((

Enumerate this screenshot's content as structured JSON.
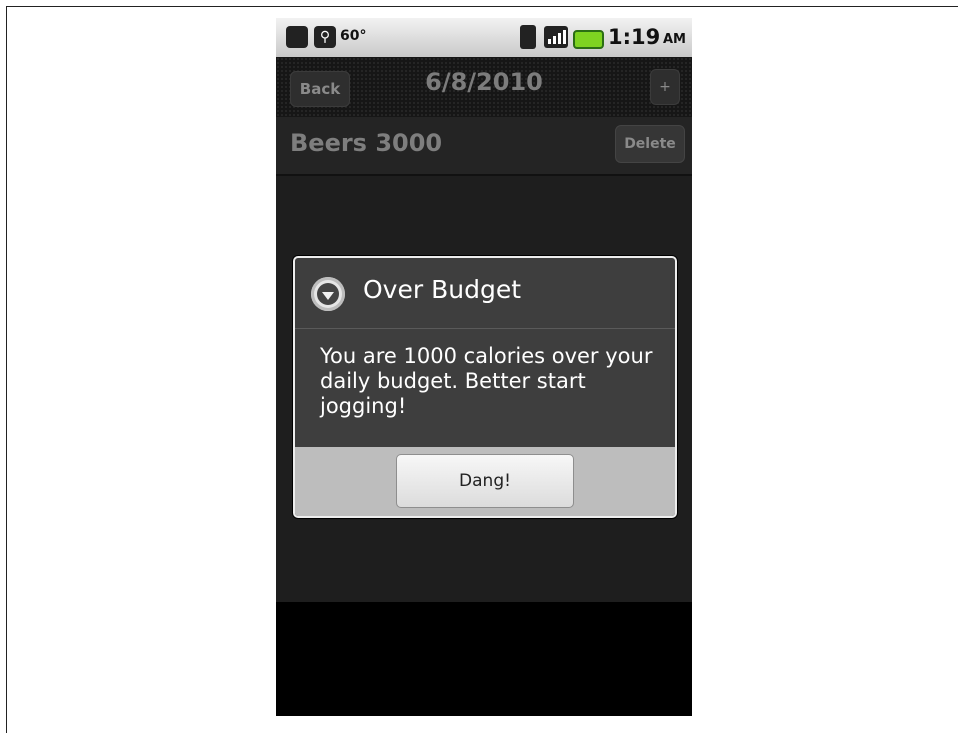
{
  "status_bar": {
    "temperature": "60°",
    "time": "1:19",
    "ampm": "AM"
  },
  "app_bar": {
    "back_label": "Back",
    "title": "6/8/2010",
    "add_label": "+"
  },
  "item": {
    "name": "Beers 3000",
    "delete_label": "Delete"
  },
  "dialog": {
    "title": "Over Budget",
    "message": "You are 1000 calories over your daily budget. Better start jogging!",
    "button_label": "Dang!"
  }
}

))

Set task: Nothing in the entries should change as you copy them, except that the pictures are left out.

In response:
Enumerate this screenshot's content as structured JSON.
{
  "status_bar": {
    "temperature": "60°",
    "time": "1:19",
    "ampm": "AM"
  },
  "app_bar": {
    "back_label": "Back",
    "title": "6/8/2010",
    "add_label": "+"
  },
  "item": {
    "name": "Beers 3000",
    "delete_label": "Delete"
  },
  "dialog": {
    "title": "Over Budget",
    "message": "You are 1000 calories over your daily budget. Better start jogging!",
    "button_label": "Dang!"
  }
}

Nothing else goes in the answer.